A run of records
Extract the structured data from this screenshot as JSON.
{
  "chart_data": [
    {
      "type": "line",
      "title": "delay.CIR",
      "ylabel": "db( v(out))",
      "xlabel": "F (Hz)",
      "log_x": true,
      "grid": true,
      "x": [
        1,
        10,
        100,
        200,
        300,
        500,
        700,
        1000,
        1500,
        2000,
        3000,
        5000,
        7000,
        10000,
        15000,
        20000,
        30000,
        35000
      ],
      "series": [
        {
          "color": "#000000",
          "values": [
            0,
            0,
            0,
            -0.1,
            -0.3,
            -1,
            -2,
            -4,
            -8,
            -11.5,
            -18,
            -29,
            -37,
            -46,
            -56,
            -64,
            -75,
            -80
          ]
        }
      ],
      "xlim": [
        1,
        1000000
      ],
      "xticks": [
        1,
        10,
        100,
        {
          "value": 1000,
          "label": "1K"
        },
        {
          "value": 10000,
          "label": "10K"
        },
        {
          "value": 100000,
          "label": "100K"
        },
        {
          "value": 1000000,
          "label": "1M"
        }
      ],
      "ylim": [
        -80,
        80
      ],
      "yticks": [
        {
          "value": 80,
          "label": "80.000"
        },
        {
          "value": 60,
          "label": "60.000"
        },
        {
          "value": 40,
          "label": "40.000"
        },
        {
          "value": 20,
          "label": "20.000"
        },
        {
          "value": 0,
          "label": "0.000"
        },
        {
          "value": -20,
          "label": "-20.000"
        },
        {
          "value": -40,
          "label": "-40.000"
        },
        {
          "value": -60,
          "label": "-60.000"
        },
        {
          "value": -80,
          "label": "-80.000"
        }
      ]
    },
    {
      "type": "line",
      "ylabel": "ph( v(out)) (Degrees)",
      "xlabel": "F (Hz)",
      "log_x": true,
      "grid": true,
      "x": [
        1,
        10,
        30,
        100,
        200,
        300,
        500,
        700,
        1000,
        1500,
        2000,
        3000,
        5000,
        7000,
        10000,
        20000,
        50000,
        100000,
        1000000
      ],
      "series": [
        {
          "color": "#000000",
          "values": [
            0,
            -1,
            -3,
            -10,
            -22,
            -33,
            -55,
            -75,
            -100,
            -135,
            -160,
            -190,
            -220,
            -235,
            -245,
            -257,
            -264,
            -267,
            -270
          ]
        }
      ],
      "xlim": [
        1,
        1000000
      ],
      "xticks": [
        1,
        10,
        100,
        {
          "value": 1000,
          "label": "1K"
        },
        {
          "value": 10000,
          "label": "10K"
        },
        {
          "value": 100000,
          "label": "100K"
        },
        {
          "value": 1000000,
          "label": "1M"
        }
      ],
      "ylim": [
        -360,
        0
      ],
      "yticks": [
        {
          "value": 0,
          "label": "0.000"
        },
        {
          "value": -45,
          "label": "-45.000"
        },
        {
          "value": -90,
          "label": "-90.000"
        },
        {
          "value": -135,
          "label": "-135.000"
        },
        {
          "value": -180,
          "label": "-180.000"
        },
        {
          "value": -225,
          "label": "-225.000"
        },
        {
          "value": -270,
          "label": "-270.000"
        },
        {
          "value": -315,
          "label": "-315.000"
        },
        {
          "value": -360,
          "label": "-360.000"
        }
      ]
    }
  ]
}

▸ **Request**: Transcribe the material above in its entirety. Match it exactly.

▸ **Solution for this problem**:
Extract the structured data from this screenshot as JSON.
{
  "chart_data": [
    {
      "type": "line",
      "title": "delay.CIR",
      "ylabel": "db( v(out))",
      "xlabel": "F (Hz)",
      "log_x": true,
      "grid": true,
      "x": [
        1,
        10,
        100,
        200,
        300,
        500,
        700,
        1000,
        1500,
        2000,
        3000,
        5000,
        7000,
        10000,
        15000,
        20000,
        30000,
        35000
      ],
      "series": [
        {
          "color": "#000000",
          "values": [
            0,
            0,
            0,
            -0.1,
            -0.3,
            -1,
            -2,
            -4,
            -8,
            -11.5,
            -18,
            -29,
            -37,
            -46,
            -56,
            -64,
            -75,
            -80
          ]
        }
      ],
      "xlim": [
        1,
        1000000
      ],
      "xticks": [
        1,
        10,
        100,
        {
          "value": 1000,
          "label": "1K"
        },
        {
          "value": 10000,
          "label": "10K"
        },
        {
          "value": 100000,
          "label": "100K"
        },
        {
          "value": 1000000,
          "label": "1M"
        }
      ],
      "ylim": [
        -80,
        80
      ],
      "yticks": [
        {
          "value": 80,
          "label": "80.000"
        },
        {
          "value": 60,
          "label": "60.000"
        },
        {
          "value": 40,
          "label": "40.000"
        },
        {
          "value": 20,
          "label": "20.000"
        },
        {
          "value": 0,
          "label": "0.000"
        },
        {
          "value": -20,
          "label": "-20.000"
        },
        {
          "value": -40,
          "label": "-40.000"
        },
        {
          "value": -60,
          "label": "-60.000"
        },
        {
          "value": -80,
          "label": "-80.000"
        }
      ]
    },
    {
      "type": "line",
      "ylabel": "ph( v(out)) (Degrees)",
      "xlabel": "F (Hz)",
      "log_x": true,
      "grid": true,
      "x": [
        1,
        10,
        30,
        100,
        200,
        300,
        500,
        700,
        1000,
        1500,
        2000,
        3000,
        5000,
        7000,
        10000,
        20000,
        50000,
        100000,
        1000000
      ],
      "series": [
        {
          "color": "#000000",
          "values": [
            0,
            -1,
            -3,
            -10,
            -22,
            -33,
            -55,
            -75,
            -100,
            -135,
            -160,
            -190,
            -220,
            -235,
            -245,
            -257,
            -264,
            -267,
            -270
          ]
        }
      ],
      "xlim": [
        1,
        1000000
      ],
      "xticks": [
        1,
        10,
        100,
        {
          "value": 1000,
          "label": "1K"
        },
        {
          "value": 10000,
          "label": "10K"
        },
        {
          "value": 100000,
          "label": "100K"
        },
        {
          "value": 1000000,
          "label": "1M"
        }
      ],
      "ylim": [
        -360,
        0
      ],
      "yticks": [
        {
          "value": 0,
          "label": "0.000"
        },
        {
          "value": -45,
          "label": "-45.000"
        },
        {
          "value": -90,
          "label": "-90.000"
        },
        {
          "value": -135,
          "label": "-135.000"
        },
        {
          "value": -180,
          "label": "-180.000"
        },
        {
          "value": -225,
          "label": "-225.000"
        },
        {
          "value": -270,
          "label": "-270.000"
        },
        {
          "value": -315,
          "label": "-315.000"
        },
        {
          "value": -360,
          "label": "-360.000"
        }
      ]
    }
  ]
}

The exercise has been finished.